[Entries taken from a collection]
----

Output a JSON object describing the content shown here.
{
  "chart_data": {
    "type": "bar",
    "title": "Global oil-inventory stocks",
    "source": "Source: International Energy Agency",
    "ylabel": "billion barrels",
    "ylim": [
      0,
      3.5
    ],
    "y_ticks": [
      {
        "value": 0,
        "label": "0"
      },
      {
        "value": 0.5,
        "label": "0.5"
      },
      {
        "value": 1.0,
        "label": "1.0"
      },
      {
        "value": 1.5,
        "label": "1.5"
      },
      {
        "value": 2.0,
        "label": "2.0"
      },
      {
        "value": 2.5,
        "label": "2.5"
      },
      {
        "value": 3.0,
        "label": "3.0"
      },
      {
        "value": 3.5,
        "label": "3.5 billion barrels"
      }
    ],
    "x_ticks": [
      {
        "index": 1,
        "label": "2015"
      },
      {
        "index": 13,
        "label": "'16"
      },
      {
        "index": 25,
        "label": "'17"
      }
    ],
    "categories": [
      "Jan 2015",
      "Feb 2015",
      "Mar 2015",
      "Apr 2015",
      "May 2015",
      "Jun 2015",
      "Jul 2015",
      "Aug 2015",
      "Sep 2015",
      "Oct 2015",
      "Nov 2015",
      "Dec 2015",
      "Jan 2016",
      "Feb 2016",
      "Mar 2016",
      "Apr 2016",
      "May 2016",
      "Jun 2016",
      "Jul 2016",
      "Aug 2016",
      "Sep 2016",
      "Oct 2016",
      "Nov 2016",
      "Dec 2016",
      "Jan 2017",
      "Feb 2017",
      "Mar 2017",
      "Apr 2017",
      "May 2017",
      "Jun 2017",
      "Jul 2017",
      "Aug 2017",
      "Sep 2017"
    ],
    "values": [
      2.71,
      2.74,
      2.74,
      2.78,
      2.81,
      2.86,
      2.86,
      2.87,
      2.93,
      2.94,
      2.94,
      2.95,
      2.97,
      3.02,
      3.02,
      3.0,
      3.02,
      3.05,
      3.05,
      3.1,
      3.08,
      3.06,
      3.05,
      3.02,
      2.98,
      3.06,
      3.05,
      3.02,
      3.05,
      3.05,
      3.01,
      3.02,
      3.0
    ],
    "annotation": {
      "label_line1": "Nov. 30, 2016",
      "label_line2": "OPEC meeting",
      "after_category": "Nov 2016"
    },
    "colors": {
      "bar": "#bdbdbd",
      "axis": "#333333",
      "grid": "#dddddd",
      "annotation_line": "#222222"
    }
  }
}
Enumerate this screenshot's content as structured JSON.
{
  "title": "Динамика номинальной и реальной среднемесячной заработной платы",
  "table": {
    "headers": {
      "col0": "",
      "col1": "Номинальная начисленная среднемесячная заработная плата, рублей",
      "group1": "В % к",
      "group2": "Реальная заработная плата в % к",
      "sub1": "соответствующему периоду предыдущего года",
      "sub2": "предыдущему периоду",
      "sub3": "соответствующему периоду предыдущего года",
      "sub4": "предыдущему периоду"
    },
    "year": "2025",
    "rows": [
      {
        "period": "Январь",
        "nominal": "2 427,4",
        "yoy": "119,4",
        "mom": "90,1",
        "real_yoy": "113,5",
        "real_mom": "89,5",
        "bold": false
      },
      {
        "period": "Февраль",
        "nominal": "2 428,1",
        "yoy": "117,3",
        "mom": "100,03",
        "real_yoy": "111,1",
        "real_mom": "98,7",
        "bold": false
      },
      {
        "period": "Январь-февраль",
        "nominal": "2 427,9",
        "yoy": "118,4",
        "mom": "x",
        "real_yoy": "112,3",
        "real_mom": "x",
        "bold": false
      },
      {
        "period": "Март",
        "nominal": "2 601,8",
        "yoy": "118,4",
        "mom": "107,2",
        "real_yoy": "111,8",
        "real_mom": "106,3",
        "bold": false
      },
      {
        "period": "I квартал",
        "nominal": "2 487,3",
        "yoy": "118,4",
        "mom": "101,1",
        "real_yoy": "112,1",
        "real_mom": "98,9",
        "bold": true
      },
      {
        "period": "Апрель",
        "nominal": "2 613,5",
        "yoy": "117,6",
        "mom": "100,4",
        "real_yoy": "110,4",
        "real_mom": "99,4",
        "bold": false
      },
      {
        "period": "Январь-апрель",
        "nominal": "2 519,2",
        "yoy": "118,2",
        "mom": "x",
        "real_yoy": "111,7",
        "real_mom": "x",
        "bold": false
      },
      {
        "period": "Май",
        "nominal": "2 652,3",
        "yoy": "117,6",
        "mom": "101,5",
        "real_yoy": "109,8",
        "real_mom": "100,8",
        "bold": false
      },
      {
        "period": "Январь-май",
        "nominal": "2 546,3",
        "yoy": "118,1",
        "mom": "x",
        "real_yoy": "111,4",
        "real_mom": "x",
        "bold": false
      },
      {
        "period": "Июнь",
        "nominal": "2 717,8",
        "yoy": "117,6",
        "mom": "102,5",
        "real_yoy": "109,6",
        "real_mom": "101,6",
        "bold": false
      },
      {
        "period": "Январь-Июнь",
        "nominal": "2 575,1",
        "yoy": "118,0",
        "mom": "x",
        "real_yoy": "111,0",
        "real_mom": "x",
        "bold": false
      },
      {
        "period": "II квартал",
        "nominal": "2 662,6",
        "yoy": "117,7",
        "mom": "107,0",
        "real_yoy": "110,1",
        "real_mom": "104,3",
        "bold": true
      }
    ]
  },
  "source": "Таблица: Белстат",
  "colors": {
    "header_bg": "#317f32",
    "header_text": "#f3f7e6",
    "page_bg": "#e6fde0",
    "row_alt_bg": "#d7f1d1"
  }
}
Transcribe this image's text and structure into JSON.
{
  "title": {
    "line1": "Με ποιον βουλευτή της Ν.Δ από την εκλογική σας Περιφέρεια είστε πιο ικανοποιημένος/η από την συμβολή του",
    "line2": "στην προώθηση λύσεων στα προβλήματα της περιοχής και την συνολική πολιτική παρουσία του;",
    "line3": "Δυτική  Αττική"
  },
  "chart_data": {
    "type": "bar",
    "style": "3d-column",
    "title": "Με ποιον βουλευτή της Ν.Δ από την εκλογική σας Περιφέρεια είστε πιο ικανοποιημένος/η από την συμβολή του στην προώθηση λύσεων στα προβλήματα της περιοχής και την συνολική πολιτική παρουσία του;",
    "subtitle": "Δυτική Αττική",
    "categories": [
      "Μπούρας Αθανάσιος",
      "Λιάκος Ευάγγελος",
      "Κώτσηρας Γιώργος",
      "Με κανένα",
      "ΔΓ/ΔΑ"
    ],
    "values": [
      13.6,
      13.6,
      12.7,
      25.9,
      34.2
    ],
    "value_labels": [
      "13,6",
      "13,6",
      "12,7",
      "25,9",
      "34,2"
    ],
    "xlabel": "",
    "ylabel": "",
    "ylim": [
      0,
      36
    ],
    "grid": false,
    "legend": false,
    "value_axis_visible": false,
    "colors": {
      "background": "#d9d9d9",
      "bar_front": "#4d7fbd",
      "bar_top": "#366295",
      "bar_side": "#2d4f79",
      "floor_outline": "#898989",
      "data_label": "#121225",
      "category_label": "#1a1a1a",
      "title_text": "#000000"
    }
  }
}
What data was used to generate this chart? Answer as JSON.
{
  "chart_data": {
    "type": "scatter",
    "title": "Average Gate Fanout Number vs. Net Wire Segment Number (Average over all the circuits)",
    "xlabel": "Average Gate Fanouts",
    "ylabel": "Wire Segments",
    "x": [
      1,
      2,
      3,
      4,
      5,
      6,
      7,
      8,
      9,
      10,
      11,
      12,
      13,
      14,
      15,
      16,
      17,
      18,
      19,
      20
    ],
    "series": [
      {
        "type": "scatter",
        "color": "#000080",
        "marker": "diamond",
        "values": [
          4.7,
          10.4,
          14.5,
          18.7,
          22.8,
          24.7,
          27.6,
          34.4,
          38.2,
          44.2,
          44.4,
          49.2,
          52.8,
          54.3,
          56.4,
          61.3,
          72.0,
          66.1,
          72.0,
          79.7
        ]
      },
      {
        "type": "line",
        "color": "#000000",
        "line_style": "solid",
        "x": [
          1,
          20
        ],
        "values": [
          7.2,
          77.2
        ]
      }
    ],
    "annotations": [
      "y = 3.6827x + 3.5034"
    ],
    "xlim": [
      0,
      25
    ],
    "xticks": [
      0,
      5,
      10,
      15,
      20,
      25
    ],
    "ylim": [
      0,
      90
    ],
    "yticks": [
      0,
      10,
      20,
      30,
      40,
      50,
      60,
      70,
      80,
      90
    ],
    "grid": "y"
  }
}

----

WHAT THE TASK ASKS: Above are entries; state the number of lines among them that contain "period", and nothing else.

WRITTEN RESPONSE: 12